> [Input for this task]:
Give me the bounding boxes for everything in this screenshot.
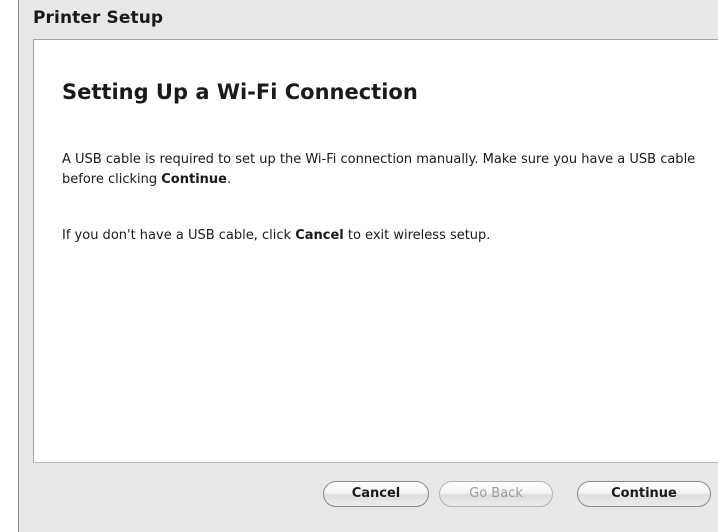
no-usb-cable-text-end: to exit wireless setup. bbox=[343, 228, 491, 243]
usb-requirement-text-end: . bbox=[227, 172, 232, 187]
usb-requirement-text: A USB cable is required to set up the Wi… bbox=[62, 150, 702, 190]
panel-heading: Setting Up a Wi-Fi Connection bbox=[62, 80, 418, 104]
go-back-button[interactable]: Go Back bbox=[439, 481, 553, 507]
no-usb-cable-text: If you don't have a USB cable, click Can… bbox=[62, 226, 702, 246]
printer-setup-window: Printer Setup Setting Up a Wi-Fi Connect… bbox=[18, 0, 718, 532]
window-title: Printer Setup bbox=[33, 8, 164, 28]
button-bar: Cancel Go Back Continue bbox=[19, 463, 718, 532]
content-panel: Setting Up a Wi-Fi Connection A USB cabl… bbox=[33, 39, 718, 463]
no-usb-cable-text-start: If you don't have a USB cable, click bbox=[62, 228, 296, 243]
usb-requirement-text-start: A USB cable is required to set up the Wi… bbox=[62, 152, 696, 187]
cancel-button[interactable]: Cancel bbox=[323, 481, 429, 507]
continue-emphasis: Continue bbox=[161, 172, 227, 187]
cancel-emphasis: Cancel bbox=[295, 228, 344, 243]
continue-button[interactable]: Continue bbox=[577, 481, 711, 507]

> [Written task]: Copy out all of the records above line for line with no changes, leaving out the picture.

> [Correct answer]:
Give me the bounding boxes for everything in this screenshot.
no-usb-cable-text-end: to exit wireless setup. bbox=[343, 228, 491, 243]
usb-requirement-text-end: . bbox=[227, 172, 232, 187]
usb-requirement-text: A USB cable is required to set up the Wi… bbox=[62, 150, 702, 190]
panel-heading: Setting Up a Wi-Fi Connection bbox=[62, 80, 418, 104]
go-back-button[interactable]: Go Back bbox=[439, 481, 553, 507]
no-usb-cable-text: If you don't have a USB cable, click Can… bbox=[62, 226, 702, 246]
printer-setup-window: Printer Setup Setting Up a Wi-Fi Connect… bbox=[18, 0, 718, 532]
window-title: Printer Setup bbox=[33, 8, 164, 28]
button-bar: Cancel Go Back Continue bbox=[19, 463, 718, 532]
content-panel: Setting Up a Wi-Fi Connection A USB cabl… bbox=[33, 39, 718, 463]
no-usb-cable-text-start: If you don't have a USB cable, click bbox=[62, 228, 296, 243]
usb-requirement-text-start: A USB cable is required to set up the Wi… bbox=[62, 152, 696, 187]
cancel-button[interactable]: Cancel bbox=[323, 481, 429, 507]
continue-emphasis: Continue bbox=[161, 172, 227, 187]
cancel-emphasis: Cancel bbox=[295, 228, 344, 243]
continue-button[interactable]: Continue bbox=[577, 481, 711, 507]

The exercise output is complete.